begin Data extract

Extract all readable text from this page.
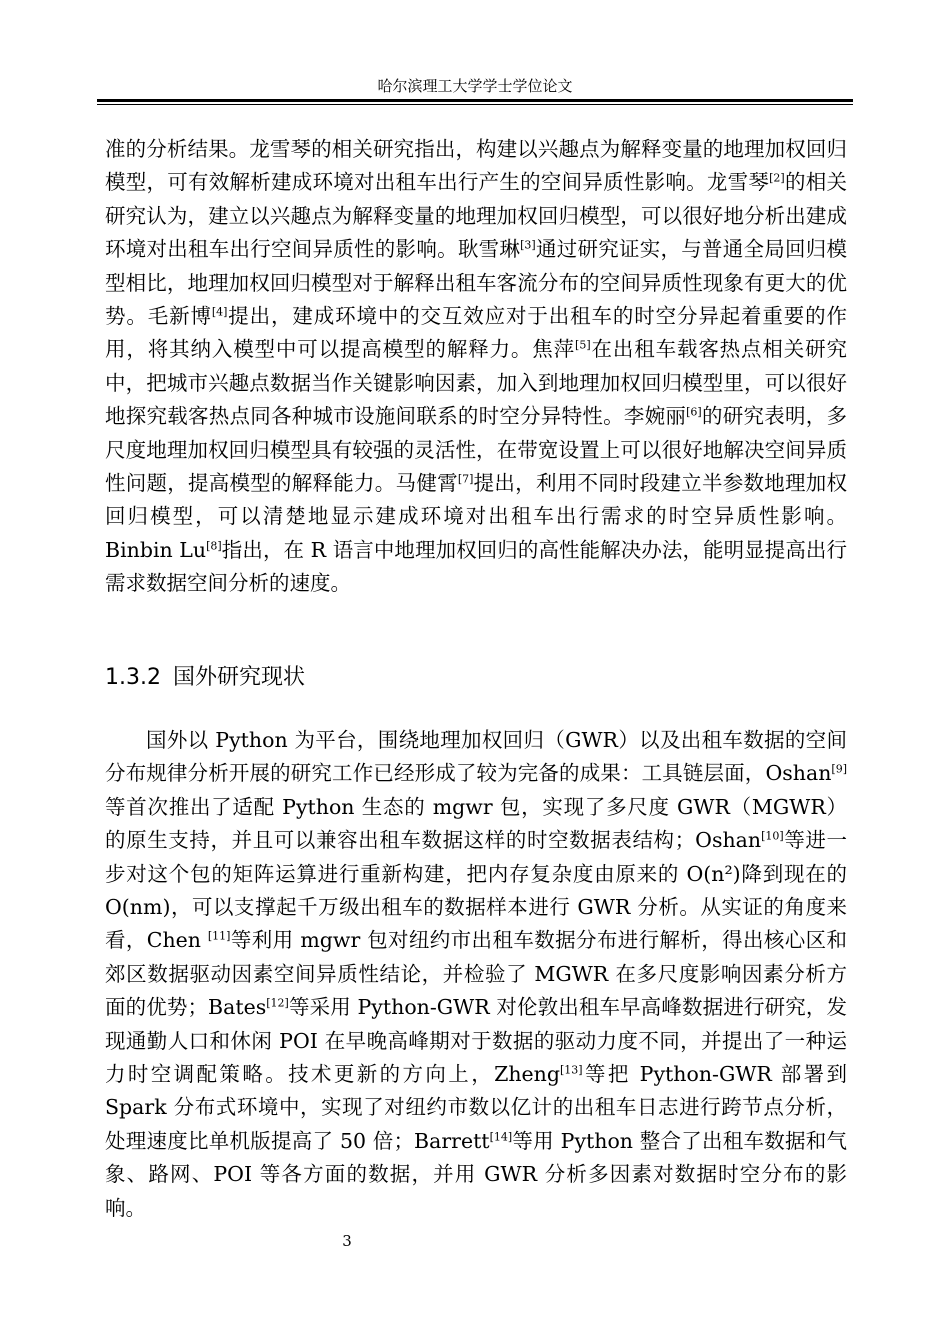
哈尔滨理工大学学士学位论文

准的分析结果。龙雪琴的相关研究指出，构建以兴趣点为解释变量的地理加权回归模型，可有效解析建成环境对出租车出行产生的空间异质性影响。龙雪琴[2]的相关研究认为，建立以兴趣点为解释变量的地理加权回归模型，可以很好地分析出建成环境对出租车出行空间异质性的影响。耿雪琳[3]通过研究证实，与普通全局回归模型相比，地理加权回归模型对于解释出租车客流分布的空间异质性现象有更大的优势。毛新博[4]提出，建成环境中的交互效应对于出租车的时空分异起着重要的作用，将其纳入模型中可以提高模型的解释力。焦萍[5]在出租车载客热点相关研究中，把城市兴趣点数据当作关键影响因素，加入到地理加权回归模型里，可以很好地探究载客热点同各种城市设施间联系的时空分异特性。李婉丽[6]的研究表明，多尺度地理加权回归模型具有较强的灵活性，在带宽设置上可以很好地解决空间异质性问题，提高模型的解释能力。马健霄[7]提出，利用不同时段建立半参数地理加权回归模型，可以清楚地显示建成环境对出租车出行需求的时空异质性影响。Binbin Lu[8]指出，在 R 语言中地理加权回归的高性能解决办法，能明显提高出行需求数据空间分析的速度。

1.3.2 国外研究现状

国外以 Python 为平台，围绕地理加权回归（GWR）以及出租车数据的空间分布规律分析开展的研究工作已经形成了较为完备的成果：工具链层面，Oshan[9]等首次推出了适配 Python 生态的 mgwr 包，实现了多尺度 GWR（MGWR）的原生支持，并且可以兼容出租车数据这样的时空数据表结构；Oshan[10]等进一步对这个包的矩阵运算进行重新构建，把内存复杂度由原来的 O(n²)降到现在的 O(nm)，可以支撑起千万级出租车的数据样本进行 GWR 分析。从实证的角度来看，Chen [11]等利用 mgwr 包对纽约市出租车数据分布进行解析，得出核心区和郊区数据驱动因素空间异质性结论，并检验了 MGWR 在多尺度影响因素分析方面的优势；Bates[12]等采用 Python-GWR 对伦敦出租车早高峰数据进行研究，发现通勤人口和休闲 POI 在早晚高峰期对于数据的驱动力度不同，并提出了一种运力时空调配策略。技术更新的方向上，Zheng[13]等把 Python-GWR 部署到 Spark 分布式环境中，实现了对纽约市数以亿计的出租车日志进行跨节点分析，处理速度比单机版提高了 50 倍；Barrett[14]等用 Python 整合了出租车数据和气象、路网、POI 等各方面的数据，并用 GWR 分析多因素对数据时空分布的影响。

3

end Data extract

**Exercise instructions:** Set each line of the records down exactly, leaving every picture out.

**Answer for this exercise:**
Extract all readable text from this page.
哈尔滨理工大学学士学位论文

准的分析结果。龙雪琴的相关研究指出，构建以兴趣点为解释变量的地理加权回归模型，可有效解析建成环境对出租车出行产生的空间异质性影响。龙雪琴[2]的相关研究认为，建立以兴趣点为解释变量的地理加权回归模型，可以很好地分析出建成环境对出租车出行空间异质性的影响。耿雪琳[3]通过研究证实，与普通全局回归模型相比，地理加权回归模型对于解释出租车客流分布的空间异质性现象有更大的优势。毛新博[4]提出，建成环境中的交互效应对于出租车的时空分异起着重要的作用，将其纳入模型中可以提高模型的解释力。焦萍[5]在出租车载客热点相关研究中，把城市兴趣点数据当作关键影响因素，加入到地理加权回归模型里，可以很好地探究载客热点同各种城市设施间联系的时空分异特性。李婉丽[6]的研究表明，多尺度地理加权回归模型具有较强的灵活性，在带宽设置上可以很好地解决空间异质性问题，提高模型的解释能力。马健霄[7]提出，利用不同时段建立半参数地理加权回归模型，可以清楚地显示建成环境对出租车出行需求的时空异质性影响。Binbin Lu[8]指出，在 R 语言中地理加权回归的高性能解决办法，能明显提高出行需求数据空间分析的速度。

1.3.2 国外研究现状

国外以 Python 为平台，围绕地理加权回归（GWR）以及出租车数据的空间分布规律分析开展的研究工作已经形成了较为完备的成果：工具链层面，Oshan[9]等首次推出了适配 Python 生态的 mgwr 包，实现了多尺度 GWR（MGWR）的原生支持，并且可以兼容出租车数据这样的时空数据表结构；Oshan[10]等进一步对这个包的矩阵运算进行重新构建，把内存复杂度由原来的 O(n²)降到现在的 O(nm)，可以支撑起千万级出租车的数据样本进行 GWR 分析。从实证的角度来看，Chen [11]等利用 mgwr 包对纽约市出租车数据分布进行解析，得出核心区和郊区数据驱动因素空间异质性结论，并检验了 MGWR 在多尺度影响因素分析方面的优势；Bates[12]等采用 Python-GWR 对伦敦出租车早高峰数据进行研究，发现通勤人口和休闲 POI 在早晚高峰期对于数据的驱动力度不同，并提出了一种运力时空调配策略。技术更新的方向上，Zheng[13]等把 Python-GWR 部署到 Spark 分布式环境中，实现了对纽约市数以亿计的出租车日志进行跨节点分析，处理速度比单机版提高了 50 倍；Barrett[14]等用 Python 整合了出租车数据和气象、路网、POI 等各方面的数据，并用 GWR 分析多因素对数据时空分布的影响。

3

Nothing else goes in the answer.